**Entries provided**:
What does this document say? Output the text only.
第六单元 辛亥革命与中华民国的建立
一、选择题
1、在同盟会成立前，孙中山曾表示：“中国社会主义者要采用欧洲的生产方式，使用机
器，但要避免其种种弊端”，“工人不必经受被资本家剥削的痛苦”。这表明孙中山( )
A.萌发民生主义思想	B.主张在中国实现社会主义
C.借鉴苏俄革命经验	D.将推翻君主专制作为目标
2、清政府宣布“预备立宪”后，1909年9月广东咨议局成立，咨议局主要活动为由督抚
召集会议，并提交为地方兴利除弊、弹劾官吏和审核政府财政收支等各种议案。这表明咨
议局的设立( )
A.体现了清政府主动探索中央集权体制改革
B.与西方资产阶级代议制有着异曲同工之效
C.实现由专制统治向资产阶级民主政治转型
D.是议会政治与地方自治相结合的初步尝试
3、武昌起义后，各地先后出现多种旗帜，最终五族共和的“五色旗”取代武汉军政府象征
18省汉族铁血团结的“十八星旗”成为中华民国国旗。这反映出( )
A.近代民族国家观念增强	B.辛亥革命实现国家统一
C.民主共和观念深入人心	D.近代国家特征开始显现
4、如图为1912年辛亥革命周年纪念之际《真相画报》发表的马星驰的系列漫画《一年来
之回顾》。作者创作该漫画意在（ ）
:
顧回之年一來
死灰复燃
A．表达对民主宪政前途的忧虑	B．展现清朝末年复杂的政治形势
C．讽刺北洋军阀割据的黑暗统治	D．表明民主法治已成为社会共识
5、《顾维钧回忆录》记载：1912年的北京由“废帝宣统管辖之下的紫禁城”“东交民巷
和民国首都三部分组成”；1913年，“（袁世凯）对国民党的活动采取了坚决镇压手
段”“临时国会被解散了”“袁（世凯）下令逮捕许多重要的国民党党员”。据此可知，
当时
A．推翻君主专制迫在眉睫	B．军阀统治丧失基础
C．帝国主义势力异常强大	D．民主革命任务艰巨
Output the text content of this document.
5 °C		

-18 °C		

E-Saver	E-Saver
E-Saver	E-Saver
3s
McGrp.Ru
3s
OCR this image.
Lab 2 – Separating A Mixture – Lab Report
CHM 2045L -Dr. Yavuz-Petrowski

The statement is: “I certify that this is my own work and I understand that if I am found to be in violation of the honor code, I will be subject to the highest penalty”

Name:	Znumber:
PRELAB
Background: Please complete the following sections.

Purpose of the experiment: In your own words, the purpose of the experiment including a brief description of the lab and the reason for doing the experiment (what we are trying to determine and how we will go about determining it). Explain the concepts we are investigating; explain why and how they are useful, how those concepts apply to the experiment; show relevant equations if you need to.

**The problem**: Once more, set down the full listing, verbatim.

**Result of this exercise**:
What does this document say? Output the text only.
第六单元 辛亥革命与中华民国的建立
一、选择题
1、在同盟会成立前，孙中山曾表示：“中国社会主义者要采用欧洲的生产方式，使用机
器，但要避免其种种弊端”，“工人不必经受被资本家剥削的痛苦”。这表明孙中山( )
A.萌发民生主义思想	B.主张在中国实现社会主义
C.借鉴苏俄革命经验	D.将推翻君主专制作为目标
2、清政府宣布“预备立宪”后，1909年9月广东咨议局成立，咨议局主要活动为由督抚
召集会议，并提交为地方兴利除弊、弹劾官吏和审核政府财政收支等各种议案。这表明咨
议局的设立( )
A.体现了清政府主动探索中央集权体制改革
B.与西方资产阶级代议制有着异曲同工之效
C.实现由专制统治向资产阶级民主政治转型
D.是议会政治与地方自治相结合的初步尝试
3、武昌起义后，各地先后出现多种旗帜，最终五族共和的“五色旗”取代武汉军政府象征
18省汉族铁血团结的“十八星旗”成为中华民国国旗。这反映出( )
A.近代民族国家观念增强	B.辛亥革命实现国家统一
C.民主共和观念深入人心	D.近代国家特征开始显现
4、如图为1912年辛亥革命周年纪念之际《真相画报》发表的马星驰的系列漫画《一年来
之回顾》。作者创作该漫画意在（ ）
:
顧回之年一來
死灰复燃
A．表达对民主宪政前途的忧虑	B．展现清朝末年复杂的政治形势
C．讽刺北洋军阀割据的黑暗统治	D．表明民主法治已成为社会共识
5、《顾维钧回忆录》记载：1912年的北京由“废帝宣统管辖之下的紫禁城”“东交民巷
和民国首都三部分组成”；1913年，“（袁世凯）对国民党的活动采取了坚决镇压手
段”“临时国会被解散了”“袁（世凯）下令逮捕许多重要的国民党党员”。据此可知，
当时
A．推翻君主专制迫在眉睫	B．军阀统治丧失基础
C．帝国主义势力异常强大	D．民主革命任务艰巨
Output the text content of this document.
5 °C		

-18 °C		

E-Saver	E-Saver
E-Saver	E-Saver
3s
McGrp.Ru
3s
OCR this image.
Lab 2 – Separating A Mixture – Lab Report
CHM 2045L -Dr. Yavuz-Petrowski

The statement is: “I certify that this is my own work and I understand that if I am found to be in violation of the honor code, I will be subject to the highest penalty”

Name:	Znumber:
PRELAB
Background: Please complete the following sections.

Purpose of the experiment: In your own words, the purpose of the experiment including a brief description of the lab and the reason for doing the experiment (what we are trying to determine and how we will go about determining it). Explain the concepts we are investigating; explain why and how they are useful, how those concepts apply to the experiment; show relevant equations if you need to.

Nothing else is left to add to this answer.